Task instructions. Isolate every line in the data with the string "label" and copy it.
-- Start of Supplied records --
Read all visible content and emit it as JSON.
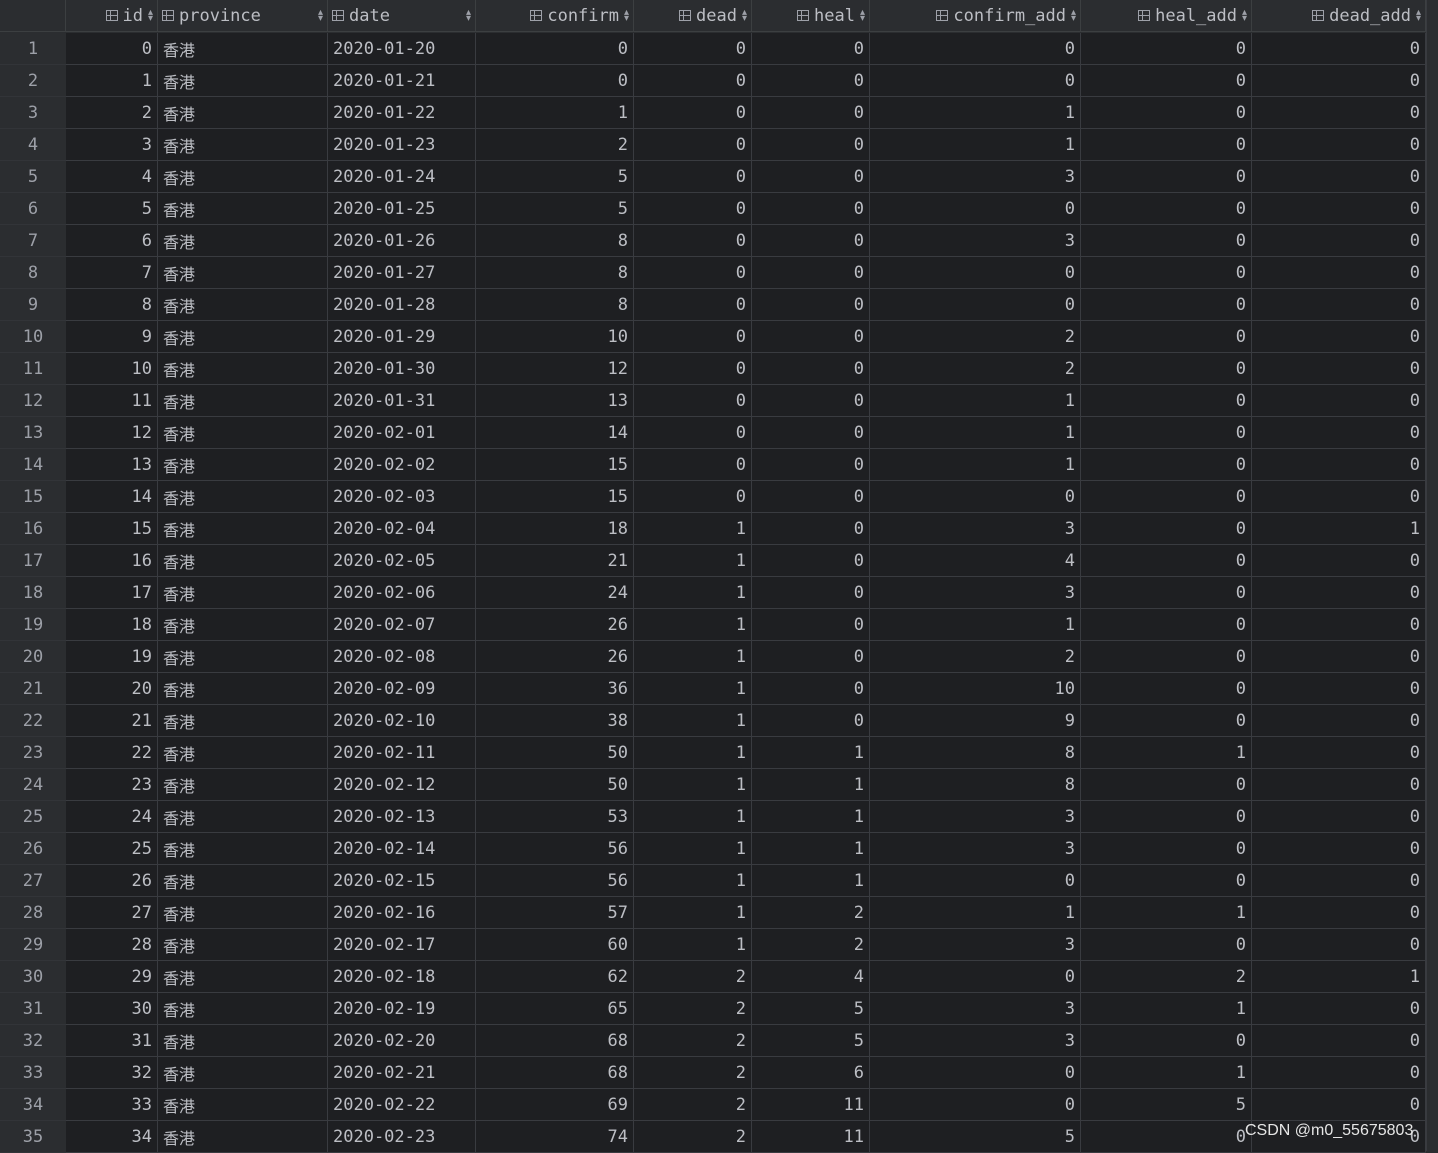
{
  "columns": [
    {
      "key": "id",
      "label": "id",
      "align": "right"
    },
    {
      "key": "province",
      "label": "province",
      "align": "left"
    },
    {
      "key": "date",
      "label": "date",
      "align": "left"
    },
    {
      "key": "confirm",
      "label": "confirm",
      "align": "right"
    },
    {
      "key": "dead",
      "label": "dead",
      "align": "right"
    },
    {
      "key": "heal",
      "label": "heal",
      "align": "right"
    },
    {
      "key": "confirm_add",
      "label": "confirm_add",
      "align": "right"
    },
    {
      "key": "heal_add",
      "label": "heal_add",
      "align": "right"
    },
    {
      "key": "dead_add",
      "label": "dead_add",
      "align": "right"
    }
  ],
  "rows": [
    {
      "n": "1",
      "id": "0",
      "province": "香港",
      "date": "2020-01-20",
      "confirm": "0",
      "dead": "0",
      "heal": "0",
      "confirm_add": "0",
      "heal_add": "0",
      "dead_add": "0"
    },
    {
      "n": "2",
      "id": "1",
      "province": "香港",
      "date": "2020-01-21",
      "confirm": "0",
      "dead": "0",
      "heal": "0",
      "confirm_add": "0",
      "heal_add": "0",
      "dead_add": "0"
    },
    {
      "n": "3",
      "id": "2",
      "province": "香港",
      "date": "2020-01-22",
      "confirm": "1",
      "dead": "0",
      "heal": "0",
      "confirm_add": "1",
      "heal_add": "0",
      "dead_add": "0"
    },
    {
      "n": "4",
      "id": "3",
      "province": "香港",
      "date": "2020-01-23",
      "confirm": "2",
      "dead": "0",
      "heal": "0",
      "confirm_add": "1",
      "heal_add": "0",
      "dead_add": "0"
    },
    {
      "n": "5",
      "id": "4",
      "province": "香港",
      "date": "2020-01-24",
      "confirm": "5",
      "dead": "0",
      "heal": "0",
      "confirm_add": "3",
      "heal_add": "0",
      "dead_add": "0"
    },
    {
      "n": "6",
      "id": "5",
      "province": "香港",
      "date": "2020-01-25",
      "confirm": "5",
      "dead": "0",
      "heal": "0",
      "confirm_add": "0",
      "heal_add": "0",
      "dead_add": "0"
    },
    {
      "n": "7",
      "id": "6",
      "province": "香港",
      "date": "2020-01-26",
      "confirm": "8",
      "dead": "0",
      "heal": "0",
      "confirm_add": "3",
      "heal_add": "0",
      "dead_add": "0"
    },
    {
      "n": "8",
      "id": "7",
      "province": "香港",
      "date": "2020-01-27",
      "confirm": "8",
      "dead": "0",
      "heal": "0",
      "confirm_add": "0",
      "heal_add": "0",
      "dead_add": "0"
    },
    {
      "n": "9",
      "id": "8",
      "province": "香港",
      "date": "2020-01-28",
      "confirm": "8",
      "dead": "0",
      "heal": "0",
      "confirm_add": "0",
      "heal_add": "0",
      "dead_add": "0"
    },
    {
      "n": "10",
      "id": "9",
      "province": "香港",
      "date": "2020-01-29",
      "confirm": "10",
      "dead": "0",
      "heal": "0",
      "confirm_add": "2",
      "heal_add": "0",
      "dead_add": "0"
    },
    {
      "n": "11",
      "id": "10",
      "province": "香港",
      "date": "2020-01-30",
      "confirm": "12",
      "dead": "0",
      "heal": "0",
      "confirm_add": "2",
      "heal_add": "0",
      "dead_add": "0"
    },
    {
      "n": "12",
      "id": "11",
      "province": "香港",
      "date": "2020-01-31",
      "confirm": "13",
      "dead": "0",
      "heal": "0",
      "confirm_add": "1",
      "heal_add": "0",
      "dead_add": "0"
    },
    {
      "n": "13",
      "id": "12",
      "province": "香港",
      "date": "2020-02-01",
      "confirm": "14",
      "dead": "0",
      "heal": "0",
      "confirm_add": "1",
      "heal_add": "0",
      "dead_add": "0"
    },
    {
      "n": "14",
      "id": "13",
      "province": "香港",
      "date": "2020-02-02",
      "confirm": "15",
      "dead": "0",
      "heal": "0",
      "confirm_add": "1",
      "heal_add": "0",
      "dead_add": "0"
    },
    {
      "n": "15",
      "id": "14",
      "province": "香港",
      "date": "2020-02-03",
      "confirm": "15",
      "dead": "0",
      "heal": "0",
      "confirm_add": "0",
      "heal_add": "0",
      "dead_add": "0"
    },
    {
      "n": "16",
      "id": "15",
      "province": "香港",
      "date": "2020-02-04",
      "confirm": "18",
      "dead": "1",
      "heal": "0",
      "confirm_add": "3",
      "heal_add": "0",
      "dead_add": "1"
    },
    {
      "n": "17",
      "id": "16",
      "province": "香港",
      "date": "2020-02-05",
      "confirm": "21",
      "dead": "1",
      "heal": "0",
      "confirm_add": "4",
      "heal_add": "0",
      "dead_add": "0"
    },
    {
      "n": "18",
      "id": "17",
      "province": "香港",
      "date": "2020-02-06",
      "confirm": "24",
      "dead": "1",
      "heal": "0",
      "confirm_add": "3",
      "heal_add": "0",
      "dead_add": "0"
    },
    {
      "n": "19",
      "id": "18",
      "province": "香港",
      "date": "2020-02-07",
      "confirm": "26",
      "dead": "1",
      "heal": "0",
      "confirm_add": "1",
      "heal_add": "0",
      "dead_add": "0"
    },
    {
      "n": "20",
      "id": "19",
      "province": "香港",
      "date": "2020-02-08",
      "confirm": "26",
      "dead": "1",
      "heal": "0",
      "confirm_add": "2",
      "heal_add": "0",
      "dead_add": "0"
    },
    {
      "n": "21",
      "id": "20",
      "province": "香港",
      "date": "2020-02-09",
      "confirm": "36",
      "dead": "1",
      "heal": "0",
      "confirm_add": "10",
      "heal_add": "0",
      "dead_add": "0"
    },
    {
      "n": "22",
      "id": "21",
      "province": "香港",
      "date": "2020-02-10",
      "confirm": "38",
      "dead": "1",
      "heal": "0",
      "confirm_add": "9",
      "heal_add": "0",
      "dead_add": "0"
    },
    {
      "n": "23",
      "id": "22",
      "province": "香港",
      "date": "2020-02-11",
      "confirm": "50",
      "dead": "1",
      "heal": "1",
      "confirm_add": "8",
      "heal_add": "1",
      "dead_add": "0"
    },
    {
      "n": "24",
      "id": "23",
      "province": "香港",
      "date": "2020-02-12",
      "confirm": "50",
      "dead": "1",
      "heal": "1",
      "confirm_add": "8",
      "heal_add": "0",
      "dead_add": "0"
    },
    {
      "n": "25",
      "id": "24",
      "province": "香港",
      "date": "2020-02-13",
      "confirm": "53",
      "dead": "1",
      "heal": "1",
      "confirm_add": "3",
      "heal_add": "0",
      "dead_add": "0"
    },
    {
      "n": "26",
      "id": "25",
      "province": "香港",
      "date": "2020-02-14",
      "confirm": "56",
      "dead": "1",
      "heal": "1",
      "confirm_add": "3",
      "heal_add": "0",
      "dead_add": "0"
    },
    {
      "n": "27",
      "id": "26",
      "province": "香港",
      "date": "2020-02-15",
      "confirm": "56",
      "dead": "1",
      "heal": "1",
      "confirm_add": "0",
      "heal_add": "0",
      "dead_add": "0"
    },
    {
      "n": "28",
      "id": "27",
      "province": "香港",
      "date": "2020-02-16",
      "confirm": "57",
      "dead": "1",
      "heal": "2",
      "confirm_add": "1",
      "heal_add": "1",
      "dead_add": "0"
    },
    {
      "n": "29",
      "id": "28",
      "province": "香港",
      "date": "2020-02-17",
      "confirm": "60",
      "dead": "1",
      "heal": "2",
      "confirm_add": "3",
      "heal_add": "0",
      "dead_add": "0"
    },
    {
      "n": "30",
      "id": "29",
      "province": "香港",
      "date": "2020-02-18",
      "confirm": "62",
      "dead": "2",
      "heal": "4",
      "confirm_add": "0",
      "heal_add": "2",
      "dead_add": "1"
    },
    {
      "n": "31",
      "id": "30",
      "province": "香港",
      "date": "2020-02-19",
      "confirm": "65",
      "dead": "2",
      "heal": "5",
      "confirm_add": "3",
      "heal_add": "1",
      "dead_add": "0"
    },
    {
      "n": "32",
      "id": "31",
      "province": "香港",
      "date": "2020-02-20",
      "confirm": "68",
      "dead": "2",
      "heal": "5",
      "confirm_add": "3",
      "heal_add": "0",
      "dead_add": "0"
    },
    {
      "n": "33",
      "id": "32",
      "province": "香港",
      "date": "2020-02-21",
      "confirm": "68",
      "dead": "2",
      "heal": "6",
      "confirm_add": "0",
      "heal_add": "1",
      "dead_add": "0"
    },
    {
      "n": "34",
      "id": "33",
      "province": "香港",
      "date": "2020-02-22",
      "confirm": "69",
      "dead": "2",
      "heal": "11",
      "confirm_add": "0",
      "heal_add": "5",
      "dead_add": "0"
    },
    {
      "n": "35",
      "id": "34",
      "province": "香港",
      "date": "2020-02-23",
      "confirm": "74",
      "dead": "2",
      "heal": "11",
      "confirm_add": "5",
      "heal_add": "0",
      "dead_add": "0"
    }
  ],
  "watermark": "CSDN @m0_55675803",
  "icons": {
    "column": "table-column-icon",
    "sort": "sort-arrows-icon"
  },
  "colors": {
    "background": "#2b2d30",
    "cell": "#1e1f22",
    "text": "#bcbec4"
  }
}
-- End of Supplied records --
Answer for the task.
      "label": "id",
      "label": "province",
      "label": "date",
      "label": "confirm",
      "label": "dead",
      "label": "heal",
      "label": "confirm_add",
      "label": "heal_add",
      "label": "dead_add",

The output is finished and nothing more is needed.